:: DATA FOR PROCESSING
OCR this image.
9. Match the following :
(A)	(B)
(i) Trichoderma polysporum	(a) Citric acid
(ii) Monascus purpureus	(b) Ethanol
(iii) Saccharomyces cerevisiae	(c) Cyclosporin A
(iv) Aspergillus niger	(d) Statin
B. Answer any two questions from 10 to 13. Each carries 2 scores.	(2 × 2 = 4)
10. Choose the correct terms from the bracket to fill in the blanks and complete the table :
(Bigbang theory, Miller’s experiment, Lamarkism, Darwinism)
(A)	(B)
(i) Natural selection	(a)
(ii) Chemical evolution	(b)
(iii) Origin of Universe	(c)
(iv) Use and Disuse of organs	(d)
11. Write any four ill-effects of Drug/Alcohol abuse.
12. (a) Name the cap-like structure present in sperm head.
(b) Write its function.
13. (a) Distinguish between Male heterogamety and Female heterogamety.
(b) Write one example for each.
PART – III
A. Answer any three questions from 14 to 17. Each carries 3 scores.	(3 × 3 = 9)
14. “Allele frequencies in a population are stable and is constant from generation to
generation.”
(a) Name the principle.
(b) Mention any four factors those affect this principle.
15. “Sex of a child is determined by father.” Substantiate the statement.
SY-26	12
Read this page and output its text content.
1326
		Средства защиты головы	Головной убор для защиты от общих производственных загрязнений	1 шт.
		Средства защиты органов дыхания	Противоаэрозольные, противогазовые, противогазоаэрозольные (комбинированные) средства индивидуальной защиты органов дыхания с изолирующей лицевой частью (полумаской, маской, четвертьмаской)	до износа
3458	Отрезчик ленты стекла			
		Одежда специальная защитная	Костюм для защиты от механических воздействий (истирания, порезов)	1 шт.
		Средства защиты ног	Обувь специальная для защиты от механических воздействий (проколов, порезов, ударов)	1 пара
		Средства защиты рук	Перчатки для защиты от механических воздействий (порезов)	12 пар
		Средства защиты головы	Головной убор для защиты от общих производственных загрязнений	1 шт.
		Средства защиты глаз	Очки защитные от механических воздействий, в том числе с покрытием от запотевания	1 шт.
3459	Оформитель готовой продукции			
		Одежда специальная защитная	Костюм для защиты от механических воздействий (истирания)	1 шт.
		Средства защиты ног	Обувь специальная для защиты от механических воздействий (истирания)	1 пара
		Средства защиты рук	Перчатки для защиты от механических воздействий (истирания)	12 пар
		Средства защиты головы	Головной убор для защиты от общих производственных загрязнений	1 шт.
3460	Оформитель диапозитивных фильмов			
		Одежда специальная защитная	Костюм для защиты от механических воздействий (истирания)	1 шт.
::::
* _INSTRUCTIONS TO FOLLOW_
Print all the data exactly.

* _RESULT FOR THIS TASK_
OCR this image.
9. Match the following :
(A)	(B)
(i) Trichoderma polysporum	(a) Citric acid
(ii) Monascus purpureus	(b) Ethanol
(iii) Saccharomyces cerevisiae	(c) Cyclosporin A
(iv) Aspergillus niger	(d) Statin
B. Answer any two questions from 10 to 13. Each carries 2 scores.	(2 × 2 = 4)
10. Choose the correct terms from the bracket to fill in the blanks and complete the table :
(Bigbang theory, Miller’s experiment, Lamarkism, Darwinism)
(A)	(B)
(i) Natural selection	(a)
(ii) Chemical evolution	(b)
(iii) Origin of Universe	(c)
(iv) Use and Disuse of organs	(d)
11. Write any four ill-effects of Drug/Alcohol abuse.
12. (a) Name the cap-like structure present in sperm head.
(b) Write its function.
13. (a) Distinguish between Male heterogamety and Female heterogamety.
(b) Write one example for each.
PART – III
A. Answer any three questions from 14 to 17. Each carries 3 scores.	(3 × 3 = 9)
14. “Allele frequencies in a population are stable and is constant from generation to
generation.”
(a) Name the principle.
(b) Mention any four factors those affect this principle.
15. “Sex of a child is determined by father.” Substantiate the statement.
SY-26	12
Read this page and output its text content.
1326
		Средства защиты головы	Головной убор для защиты от общих производственных загрязнений	1 шт.
		Средства защиты органов дыхания	Противоаэрозольные, противогазовые, противогазоаэрозольные (комбинированные) средства индивидуальной защиты органов дыхания с изолирующей лицевой частью (полумаской, маской, четвертьмаской)	до износа
3458	Отрезчик ленты стекла			
		Одежда специальная защитная	Костюм для защиты от механических воздействий (истирания, порезов)	1 шт.
		Средства защиты ног	Обувь специальная для защиты от механических воздействий (проколов, порезов, ударов)	1 пара
		Средства защиты рук	Перчатки для защиты от механических воздействий (порезов)	12 пар
		Средства защиты головы	Головной убор для защиты от общих производственных загрязнений	1 шт.
		Средства защиты глаз	Очки защитные от механических воздействий, в том числе с покрытием от запотевания	1 шт.
3459	Оформитель готовой продукции			
		Одежда специальная защитная	Костюм для защиты от механических воздействий (истирания)	1 шт.
		Средства защиты ног	Обувь специальная для защиты от механических воздействий (истирания)	1 пара
		Средства защиты рук	Перчатки для защиты от механических воздействий (истирания)	12 пар
		Средства защиты головы	Головной убор для защиты от общих производственных загрязнений	1 шт.
3460	Оформитель диапозитивных фильмов			
		Одежда специальная защитная	Костюм для защиты от механических воздействий (истирания)	1 шт.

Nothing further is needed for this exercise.